▶ GIVEN TASK: Without the pictures, return each record as it appears.

Saved entries
---------------

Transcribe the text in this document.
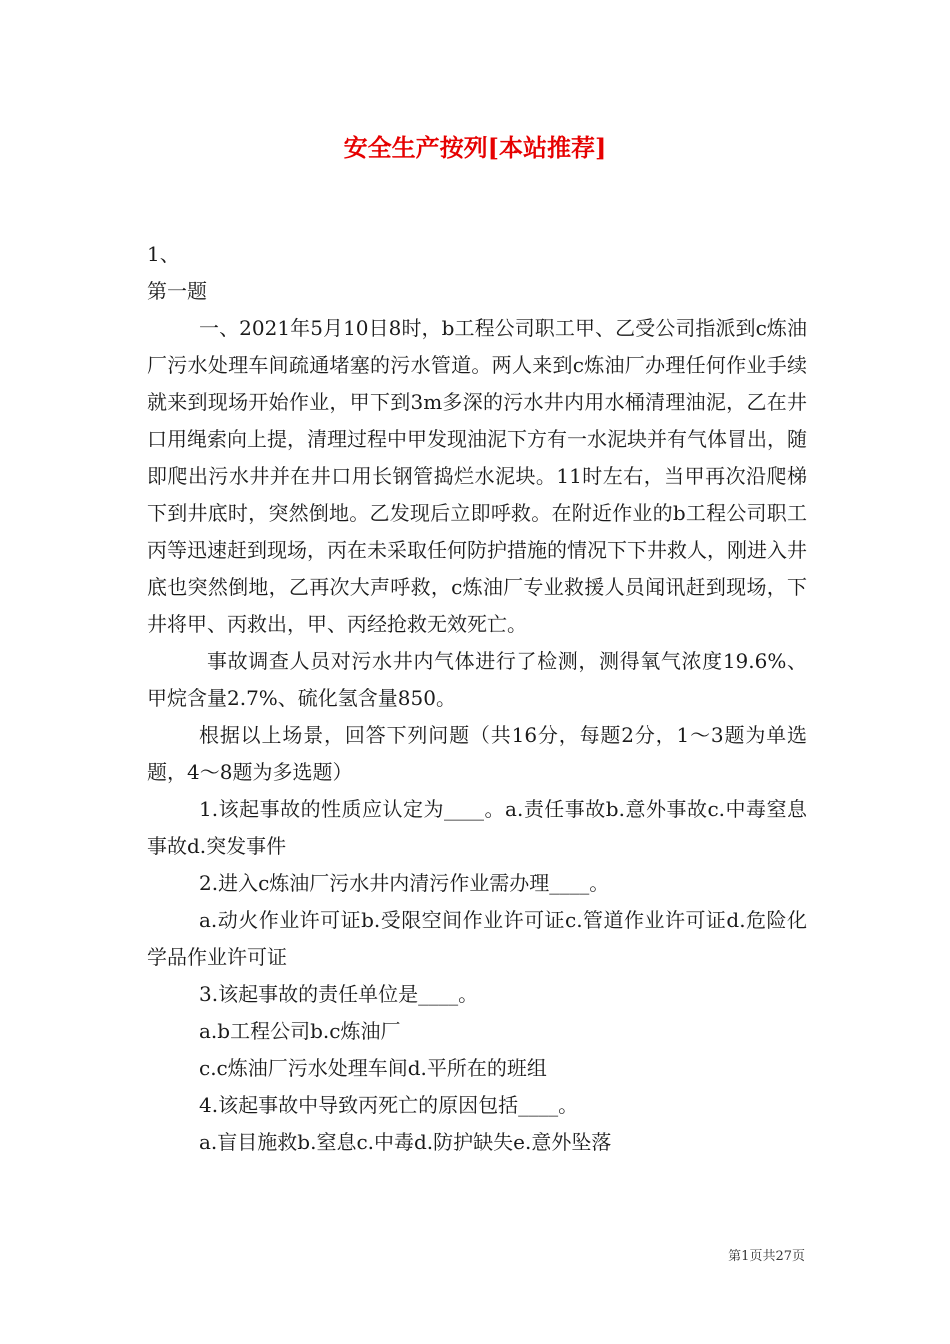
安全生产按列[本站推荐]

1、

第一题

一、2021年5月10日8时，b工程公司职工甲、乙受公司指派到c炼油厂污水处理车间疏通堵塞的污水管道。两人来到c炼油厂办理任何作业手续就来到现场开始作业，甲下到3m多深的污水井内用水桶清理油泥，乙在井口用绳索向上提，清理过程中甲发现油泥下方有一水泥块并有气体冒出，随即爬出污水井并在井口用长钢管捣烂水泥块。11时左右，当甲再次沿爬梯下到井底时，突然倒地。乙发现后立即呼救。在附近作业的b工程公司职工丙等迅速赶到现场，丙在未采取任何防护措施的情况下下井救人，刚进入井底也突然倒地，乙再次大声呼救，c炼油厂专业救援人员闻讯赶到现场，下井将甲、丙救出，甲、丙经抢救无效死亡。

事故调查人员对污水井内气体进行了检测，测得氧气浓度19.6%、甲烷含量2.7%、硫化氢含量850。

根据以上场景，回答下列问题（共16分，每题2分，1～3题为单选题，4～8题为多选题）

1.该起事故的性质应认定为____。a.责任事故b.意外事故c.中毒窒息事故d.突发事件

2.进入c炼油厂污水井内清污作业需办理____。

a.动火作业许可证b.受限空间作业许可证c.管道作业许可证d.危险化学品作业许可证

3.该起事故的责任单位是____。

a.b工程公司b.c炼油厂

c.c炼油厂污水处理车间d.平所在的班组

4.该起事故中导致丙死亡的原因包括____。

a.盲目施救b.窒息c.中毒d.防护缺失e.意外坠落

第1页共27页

---------------

▶ FULL ANSWER:
Transcribe the text in this document.
安全生产按列[本站推荐]

1、

第一题

一、2021年5月10日8时，b工程公司职工甲、乙受公司指派到c炼油厂污水处理车间疏通堵塞的污水管道。两人来到c炼油厂办理任何作业手续就来到现场开始作业，甲下到3m多深的污水井内用水桶清理油泥，乙在井口用绳索向上提，清理过程中甲发现油泥下方有一水泥块并有气体冒出，随即爬出污水井并在井口用长钢管捣烂水泥块。11时左右，当甲再次沿爬梯下到井底时，突然倒地。乙发现后立即呼救。在附近作业的b工程公司职工丙等迅速赶到现场，丙在未采取任何防护措施的情况下下井救人，刚进入井底也突然倒地，乙再次大声呼救，c炼油厂专业救援人员闻讯赶到现场，下井将甲、丙救出，甲、丙经抢救无效死亡。

事故调查人员对污水井内气体进行了检测，测得氧气浓度19.6%、甲烷含量2.7%、硫化氢含量850。

根据以上场景，回答下列问题（共16分，每题2分，1～3题为单选题，4～8题为多选题）

1.该起事故的性质应认定为____。a.责任事故b.意外事故c.中毒窒息事故d.突发事件

2.进入c炼油厂污水井内清污作业需办理____。

a.动火作业许可证b.受限空间作业许可证c.管道作业许可证d.危险化学品作业许可证

3.该起事故的责任单位是____。

a.b工程公司b.c炼油厂

c.c炼油厂污水处理车间d.平所在的班组

4.该起事故中导致丙死亡的原因包括____。

a.盲目施救b.窒息c.中毒d.防护缺失e.意外坠落

第1页共27页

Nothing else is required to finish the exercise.